Short exercise: Reproduce every line in the listing that contains the word "comité".

* BEGIN Extracted entries *

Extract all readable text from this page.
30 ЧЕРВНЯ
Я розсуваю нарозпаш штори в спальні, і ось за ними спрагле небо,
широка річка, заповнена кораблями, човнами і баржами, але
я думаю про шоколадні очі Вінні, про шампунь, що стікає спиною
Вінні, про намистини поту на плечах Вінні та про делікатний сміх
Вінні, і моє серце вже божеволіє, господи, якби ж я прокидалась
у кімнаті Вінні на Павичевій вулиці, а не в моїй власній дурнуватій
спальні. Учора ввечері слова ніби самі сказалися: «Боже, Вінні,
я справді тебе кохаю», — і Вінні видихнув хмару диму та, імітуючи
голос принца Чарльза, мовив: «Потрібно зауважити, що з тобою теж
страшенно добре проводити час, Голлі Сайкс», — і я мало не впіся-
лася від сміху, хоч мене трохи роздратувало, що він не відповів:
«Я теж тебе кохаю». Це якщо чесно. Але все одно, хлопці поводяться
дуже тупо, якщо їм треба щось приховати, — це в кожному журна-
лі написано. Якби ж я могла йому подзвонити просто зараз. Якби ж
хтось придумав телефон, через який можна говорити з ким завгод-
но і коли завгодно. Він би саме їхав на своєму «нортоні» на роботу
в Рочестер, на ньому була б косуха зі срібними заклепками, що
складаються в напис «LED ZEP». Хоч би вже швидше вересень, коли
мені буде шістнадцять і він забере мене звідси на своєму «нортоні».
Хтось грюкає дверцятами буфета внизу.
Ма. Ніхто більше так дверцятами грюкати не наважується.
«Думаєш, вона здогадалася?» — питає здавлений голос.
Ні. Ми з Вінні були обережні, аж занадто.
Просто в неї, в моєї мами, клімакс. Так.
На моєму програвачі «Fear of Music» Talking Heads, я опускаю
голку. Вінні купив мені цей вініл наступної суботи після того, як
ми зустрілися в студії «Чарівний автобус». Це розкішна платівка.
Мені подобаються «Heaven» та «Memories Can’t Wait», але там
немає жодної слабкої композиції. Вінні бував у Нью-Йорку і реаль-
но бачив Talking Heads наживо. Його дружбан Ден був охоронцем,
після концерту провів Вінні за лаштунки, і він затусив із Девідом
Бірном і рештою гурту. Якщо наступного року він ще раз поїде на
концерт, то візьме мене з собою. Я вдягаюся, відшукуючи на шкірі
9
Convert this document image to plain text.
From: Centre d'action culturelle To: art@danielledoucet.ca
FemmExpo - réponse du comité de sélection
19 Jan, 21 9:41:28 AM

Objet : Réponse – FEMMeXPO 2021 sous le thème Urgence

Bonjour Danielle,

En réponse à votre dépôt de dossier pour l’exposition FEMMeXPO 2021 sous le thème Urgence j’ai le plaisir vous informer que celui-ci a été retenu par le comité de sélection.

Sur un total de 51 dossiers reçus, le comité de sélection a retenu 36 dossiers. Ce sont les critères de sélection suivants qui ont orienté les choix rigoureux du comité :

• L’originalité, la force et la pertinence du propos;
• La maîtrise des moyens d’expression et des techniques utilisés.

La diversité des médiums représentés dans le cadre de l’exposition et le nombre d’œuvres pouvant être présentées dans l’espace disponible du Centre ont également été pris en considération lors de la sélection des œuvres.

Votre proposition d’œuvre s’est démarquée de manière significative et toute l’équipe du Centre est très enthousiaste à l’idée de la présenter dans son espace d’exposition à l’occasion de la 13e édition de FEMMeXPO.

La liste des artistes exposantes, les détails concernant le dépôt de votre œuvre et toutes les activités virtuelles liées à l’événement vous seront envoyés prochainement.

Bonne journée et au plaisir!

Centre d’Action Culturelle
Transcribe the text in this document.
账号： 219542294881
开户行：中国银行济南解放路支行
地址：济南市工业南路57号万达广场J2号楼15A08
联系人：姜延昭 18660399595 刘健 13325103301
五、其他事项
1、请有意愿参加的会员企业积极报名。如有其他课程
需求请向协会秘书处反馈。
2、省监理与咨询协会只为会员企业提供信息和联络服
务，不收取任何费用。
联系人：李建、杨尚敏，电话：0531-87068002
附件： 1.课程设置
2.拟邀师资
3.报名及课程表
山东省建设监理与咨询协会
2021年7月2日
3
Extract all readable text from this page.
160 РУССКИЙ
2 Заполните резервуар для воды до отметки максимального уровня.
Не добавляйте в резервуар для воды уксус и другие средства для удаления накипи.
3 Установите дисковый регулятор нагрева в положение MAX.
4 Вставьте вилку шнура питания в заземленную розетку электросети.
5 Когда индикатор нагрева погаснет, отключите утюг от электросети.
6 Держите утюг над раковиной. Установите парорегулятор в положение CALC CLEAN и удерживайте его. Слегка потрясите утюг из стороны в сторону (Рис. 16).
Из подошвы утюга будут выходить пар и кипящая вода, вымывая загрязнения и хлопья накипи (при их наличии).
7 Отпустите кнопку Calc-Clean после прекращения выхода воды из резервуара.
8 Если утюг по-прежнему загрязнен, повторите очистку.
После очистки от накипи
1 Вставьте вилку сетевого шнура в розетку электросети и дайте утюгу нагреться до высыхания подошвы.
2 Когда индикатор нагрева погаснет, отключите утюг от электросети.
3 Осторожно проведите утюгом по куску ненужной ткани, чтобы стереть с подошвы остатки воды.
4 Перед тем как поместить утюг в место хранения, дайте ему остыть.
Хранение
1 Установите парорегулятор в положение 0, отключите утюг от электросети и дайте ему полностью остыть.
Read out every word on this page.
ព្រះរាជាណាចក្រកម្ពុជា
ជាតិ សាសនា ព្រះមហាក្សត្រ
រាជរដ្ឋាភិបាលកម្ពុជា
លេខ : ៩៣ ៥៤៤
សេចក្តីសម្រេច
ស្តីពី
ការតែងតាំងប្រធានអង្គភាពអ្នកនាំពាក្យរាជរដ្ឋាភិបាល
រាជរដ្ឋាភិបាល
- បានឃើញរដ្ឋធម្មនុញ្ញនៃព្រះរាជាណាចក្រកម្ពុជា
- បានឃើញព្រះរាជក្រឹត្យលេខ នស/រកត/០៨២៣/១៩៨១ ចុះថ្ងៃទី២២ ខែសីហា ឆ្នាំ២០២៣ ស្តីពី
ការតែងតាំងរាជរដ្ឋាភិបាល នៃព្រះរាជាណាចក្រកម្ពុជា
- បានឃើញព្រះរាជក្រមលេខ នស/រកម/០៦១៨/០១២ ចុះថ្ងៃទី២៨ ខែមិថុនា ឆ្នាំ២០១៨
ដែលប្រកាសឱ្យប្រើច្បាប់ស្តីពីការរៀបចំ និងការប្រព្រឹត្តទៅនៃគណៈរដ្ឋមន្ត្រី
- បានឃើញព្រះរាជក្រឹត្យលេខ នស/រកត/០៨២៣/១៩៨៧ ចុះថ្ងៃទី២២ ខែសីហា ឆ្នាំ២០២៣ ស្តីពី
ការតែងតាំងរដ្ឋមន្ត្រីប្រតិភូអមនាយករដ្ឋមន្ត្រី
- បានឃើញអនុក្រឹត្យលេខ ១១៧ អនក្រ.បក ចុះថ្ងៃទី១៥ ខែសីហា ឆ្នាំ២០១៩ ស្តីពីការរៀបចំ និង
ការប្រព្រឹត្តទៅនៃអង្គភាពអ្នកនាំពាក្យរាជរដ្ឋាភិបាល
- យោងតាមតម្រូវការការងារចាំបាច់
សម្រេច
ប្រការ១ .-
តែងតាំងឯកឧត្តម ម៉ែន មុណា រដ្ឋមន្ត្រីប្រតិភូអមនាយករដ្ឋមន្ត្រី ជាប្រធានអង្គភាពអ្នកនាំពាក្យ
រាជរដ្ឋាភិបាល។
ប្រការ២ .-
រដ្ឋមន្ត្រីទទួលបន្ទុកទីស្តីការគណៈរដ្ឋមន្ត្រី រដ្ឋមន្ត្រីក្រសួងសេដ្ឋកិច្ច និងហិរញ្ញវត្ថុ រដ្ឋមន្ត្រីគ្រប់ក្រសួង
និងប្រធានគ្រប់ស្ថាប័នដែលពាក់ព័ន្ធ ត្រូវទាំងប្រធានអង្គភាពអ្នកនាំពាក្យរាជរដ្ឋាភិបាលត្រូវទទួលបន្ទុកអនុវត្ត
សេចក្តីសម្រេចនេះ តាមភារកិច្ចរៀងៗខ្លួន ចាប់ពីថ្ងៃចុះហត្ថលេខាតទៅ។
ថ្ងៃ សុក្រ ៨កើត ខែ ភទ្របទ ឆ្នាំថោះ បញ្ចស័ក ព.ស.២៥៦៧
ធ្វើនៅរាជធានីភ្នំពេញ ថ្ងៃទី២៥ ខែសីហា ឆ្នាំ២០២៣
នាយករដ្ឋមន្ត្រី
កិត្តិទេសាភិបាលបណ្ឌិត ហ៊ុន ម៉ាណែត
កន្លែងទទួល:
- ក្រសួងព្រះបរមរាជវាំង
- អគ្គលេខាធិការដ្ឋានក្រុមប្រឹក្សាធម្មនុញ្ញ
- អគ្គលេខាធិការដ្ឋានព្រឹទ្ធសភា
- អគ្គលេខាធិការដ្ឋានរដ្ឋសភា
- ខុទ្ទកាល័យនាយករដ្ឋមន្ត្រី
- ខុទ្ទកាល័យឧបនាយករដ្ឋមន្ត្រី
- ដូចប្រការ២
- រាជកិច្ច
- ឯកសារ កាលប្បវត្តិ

* END Extracted entries *

Solved problem:
FemmExpo - réponse du comité de sélection
En réponse à votre dépôt de dossier pour l’exposition FEMMeXPO 2021 sous le thème Urgence j’ai le plaisir vous informer que celui-ci a été retenu par le comité de sélection.
Sur un total de 51 dossiers reçus, le comité de sélection a retenu 36 dossiers. Ce sont les critères de sélection suivants qui ont orienté les choix rigoureux du comité :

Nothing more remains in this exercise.